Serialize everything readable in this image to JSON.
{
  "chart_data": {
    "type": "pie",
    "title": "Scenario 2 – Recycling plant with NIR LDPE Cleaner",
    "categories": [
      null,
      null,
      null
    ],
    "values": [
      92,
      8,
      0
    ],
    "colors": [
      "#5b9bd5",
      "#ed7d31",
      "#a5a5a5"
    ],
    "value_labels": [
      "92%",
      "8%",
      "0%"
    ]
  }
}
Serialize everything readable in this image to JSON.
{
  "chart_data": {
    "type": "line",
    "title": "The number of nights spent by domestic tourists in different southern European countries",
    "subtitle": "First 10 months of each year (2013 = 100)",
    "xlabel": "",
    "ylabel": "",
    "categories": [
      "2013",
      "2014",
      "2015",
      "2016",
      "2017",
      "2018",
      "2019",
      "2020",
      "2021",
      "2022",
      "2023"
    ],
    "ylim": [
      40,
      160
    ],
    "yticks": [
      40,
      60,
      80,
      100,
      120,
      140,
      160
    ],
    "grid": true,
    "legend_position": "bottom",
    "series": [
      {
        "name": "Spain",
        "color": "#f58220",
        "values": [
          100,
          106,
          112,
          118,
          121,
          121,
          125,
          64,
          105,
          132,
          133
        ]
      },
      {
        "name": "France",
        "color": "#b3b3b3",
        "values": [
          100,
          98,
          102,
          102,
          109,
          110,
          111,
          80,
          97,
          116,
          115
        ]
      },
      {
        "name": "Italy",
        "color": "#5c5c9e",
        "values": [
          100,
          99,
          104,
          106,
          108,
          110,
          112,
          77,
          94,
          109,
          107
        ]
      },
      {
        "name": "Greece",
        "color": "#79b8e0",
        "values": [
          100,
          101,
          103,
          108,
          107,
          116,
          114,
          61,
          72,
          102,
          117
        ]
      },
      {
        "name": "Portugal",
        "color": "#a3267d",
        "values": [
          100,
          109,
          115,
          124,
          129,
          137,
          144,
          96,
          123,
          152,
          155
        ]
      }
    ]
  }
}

------------------------------------------------------------------------

-- What you will do --
The whole listing above needs to be written out again exactly.

-- Worked solution --
Serialize everything readable in this image to JSON.
{
  "chart_data": {
    "type": "pie",
    "title": "Scenario 2 – Recycling plant with NIR LDPE Cleaner",
    "categories": [
      null,
      null,
      null
    ],
    "values": [
      92,
      8,
      0
    ],
    "colors": [
      "#5b9bd5",
      "#ed7d31",
      "#a5a5a5"
    ],
    "value_labels": [
      "92%",
      "8%",
      "0%"
    ]
  }
}
Serialize everything readable in this image to JSON.
{
  "chart_data": {
    "type": "line",
    "title": "The number of nights spent by domestic tourists in different southern European countries",
    "subtitle": "First 10 months of each year (2013 = 100)",
    "xlabel": "",
    "ylabel": "",
    "categories": [
      "2013",
      "2014",
      "2015",
      "2016",
      "2017",
      "2018",
      "2019",
      "2020",
      "2021",
      "2022",
      "2023"
    ],
    "ylim": [
      40,
      160
    ],
    "yticks": [
      40,
      60,
      80,
      100,
      120,
      140,
      160
    ],
    "grid": true,
    "legend_position": "bottom",
    "series": [
      {
        "name": "Spain",
        "color": "#f58220",
        "values": [
          100,
          106,
          112,
          118,
          121,
          121,
          125,
          64,
          105,
          132,
          133
        ]
      },
      {
        "name": "France",
        "color": "#b3b3b3",
        "values": [
          100,
          98,
          102,
          102,
          109,
          110,
          111,
          80,
          97,
          116,
          115
        ]
      },
      {
        "name": "Italy",
        "color": "#5c5c9e",
        "values": [
          100,
          99,
          104,
          106,
          108,
          110,
          112,
          77,
          94,
          109,
          107
        ]
      },
      {
        "name": "Greece",
        "color": "#79b8e0",
        "values": [
          100,
          101,
          103,
          108,
          107,
          116,
          114,
          61,
          72,
          102,
          117
        ]
      },
      {
        "name": "Portugal",
        "color": "#a3267d",
        "values": [
          100,
          109,
          115,
          124,
          129,
          137,
          144,
          96,
          123,
          152,
          155
        ]
      }
    ]
  }
}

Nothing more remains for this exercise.